- **Written problem**
Leave out the pictures, then reproduce the rest of the material exactly.

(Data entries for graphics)
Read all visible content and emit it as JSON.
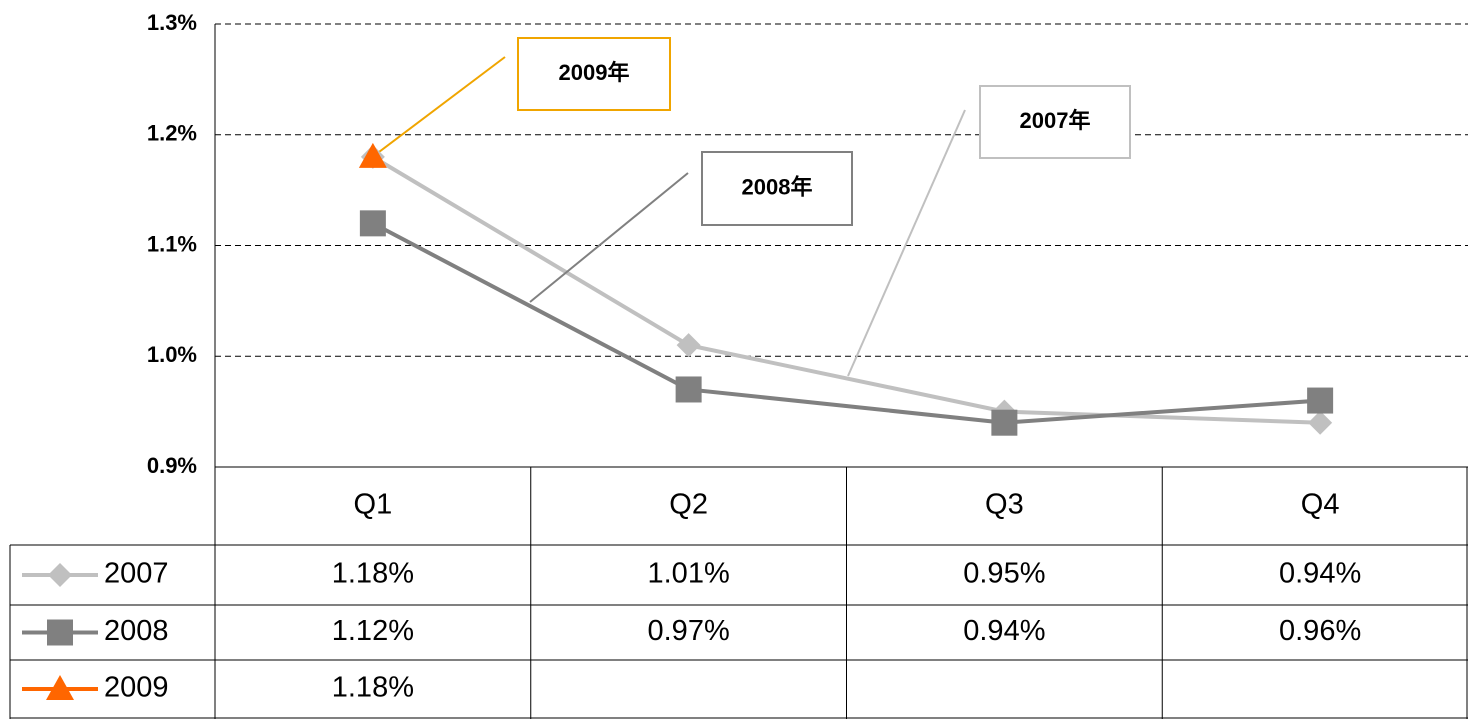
{
  "chart_data": {
    "type": "line",
    "categories": [
      "Q1",
      "Q2",
      "Q3",
      "Q4"
    ],
    "series": [
      {
        "name": "2007",
        "color": "#c0c0c0",
        "marker": "diamond",
        "values": [
          1.18,
          1.01,
          0.95,
          0.94
        ],
        "value_labels": [
          "1.18%",
          "1.01%",
          "0.95%",
          "0.94%"
        ]
      },
      {
        "name": "2008",
        "color": "#808080",
        "marker": "square",
        "values": [
          1.12,
          0.97,
          0.94,
          0.96
        ],
        "value_labels": [
          "1.12%",
          "0.97%",
          "0.94%",
          "0.96%"
        ]
      },
      {
        "name": "2009",
        "color": "#ff6600",
        "marker": "triangle",
        "values": [
          1.18,
          null,
          null,
          null
        ],
        "value_labels": [
          "1.18%",
          null,
          null,
          null
        ]
      }
    ],
    "annotations": [
      "2009年",
      "2008年",
      "2007年"
    ],
    "ylim": [
      0.9,
      1.3
    ],
    "yticks": [
      {
        "value": 0.9,
        "label": "0.9%"
      },
      {
        "value": 1.0,
        "label": "1.0%"
      },
      {
        "value": 1.1,
        "label": "1.1%"
      },
      {
        "value": 1.2,
        "label": "1.2%"
      },
      {
        "value": 1.3,
        "label": "1.3%"
      }
    ],
    "grid": true
  }
}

- **Expected answer**
Read all visible content and emit it as JSON.
{
  "chart_data": {
    "type": "line",
    "categories": [
      "Q1",
      "Q2",
      "Q3",
      "Q4"
    ],
    "series": [
      {
        "name": "2007",
        "color": "#c0c0c0",
        "marker": "diamond",
        "values": [
          1.18,
          1.01,
          0.95,
          0.94
        ],
        "value_labels": [
          "1.18%",
          "1.01%",
          "0.95%",
          "0.94%"
        ]
      },
      {
        "name": "2008",
        "color": "#808080",
        "marker": "square",
        "values": [
          1.12,
          0.97,
          0.94,
          0.96
        ],
        "value_labels": [
          "1.12%",
          "0.97%",
          "0.94%",
          "0.96%"
        ]
      },
      {
        "name": "2009",
        "color": "#ff6600",
        "marker": "triangle",
        "values": [
          1.18,
          null,
          null,
          null
        ],
        "value_labels": [
          "1.18%",
          null,
          null,
          null
        ]
      }
    ],
    "annotations": [
      "2009年",
      "2008年",
      "2007年"
    ],
    "ylim": [
      0.9,
      1.3
    ],
    "yticks": [
      {
        "value": 0.9,
        "label": "0.9%"
      },
      {
        "value": 1.0,
        "label": "1.0%"
      },
      {
        "value": 1.1,
        "label": "1.1%"
      },
      {
        "value": 1.2,
        "label": "1.2%"
      },
      {
        "value": 1.3,
        "label": "1.3%"
      }
    ],
    "grid": true
  }
}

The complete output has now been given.